Entries from a dataset
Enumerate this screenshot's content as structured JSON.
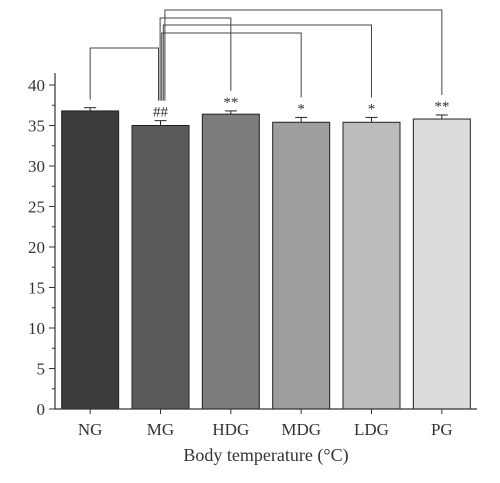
{
  "chart_data": {
    "type": "bar",
    "xlabel": "Body temperature (°C)",
    "ylabel": "",
    "categories": [
      "NG",
      "MG",
      "HDG",
      "MDG",
      "LDG",
      "PG"
    ],
    "values": [
      36.8,
      35.0,
      36.4,
      35.4,
      35.4,
      35.8
    ],
    "errors": [
      0.4,
      0.6,
      0.4,
      0.6,
      0.6,
      0.5
    ],
    "significance": [
      "",
      "##",
      "**",
      "*",
      "*",
      "**"
    ],
    "bar_colors": [
      "#3b3b3b",
      "#595959",
      "#7c7c7c",
      "#9d9d9d",
      "#bcbcbc",
      "#dcdcdc"
    ],
    "ylim": [
      0,
      40
    ],
    "yticks": [
      0,
      5,
      10,
      15,
      20,
      25,
      30,
      35,
      40
    ],
    "comparison_brackets": [
      [
        "NG",
        "MG"
      ],
      [
        "MG",
        "HDG"
      ],
      [
        "MG",
        "MDG"
      ],
      [
        "MG",
        "LDG"
      ],
      [
        "MG",
        "PG"
      ]
    ],
    "grid": false
  }
}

## TASK DETAILS
Restate the records above in full, word for word. Keep pictures out.

## RESPONSE TO THE EXERCISE
Enumerate this screenshot's content as structured JSON.
{
  "chart_data": {
    "type": "bar",
    "xlabel": "Body temperature (°C)",
    "ylabel": "",
    "categories": [
      "NG",
      "MG",
      "HDG",
      "MDG",
      "LDG",
      "PG"
    ],
    "values": [
      36.8,
      35.0,
      36.4,
      35.4,
      35.4,
      35.8
    ],
    "errors": [
      0.4,
      0.6,
      0.4,
      0.6,
      0.6,
      0.5
    ],
    "significance": [
      "",
      "##",
      "**",
      "*",
      "*",
      "**"
    ],
    "bar_colors": [
      "#3b3b3b",
      "#595959",
      "#7c7c7c",
      "#9d9d9d",
      "#bcbcbc",
      "#dcdcdc"
    ],
    "ylim": [
      0,
      40
    ],
    "yticks": [
      0,
      5,
      10,
      15,
      20,
      25,
      30,
      35,
      40
    ],
    "comparison_brackets": [
      [
        "NG",
        "MG"
      ],
      [
        "MG",
        "HDG"
      ],
      [
        "MG",
        "MDG"
      ],
      [
        "MG",
        "LDG"
      ],
      [
        "MG",
        "PG"
      ]
    ],
    "grid": false
  }
}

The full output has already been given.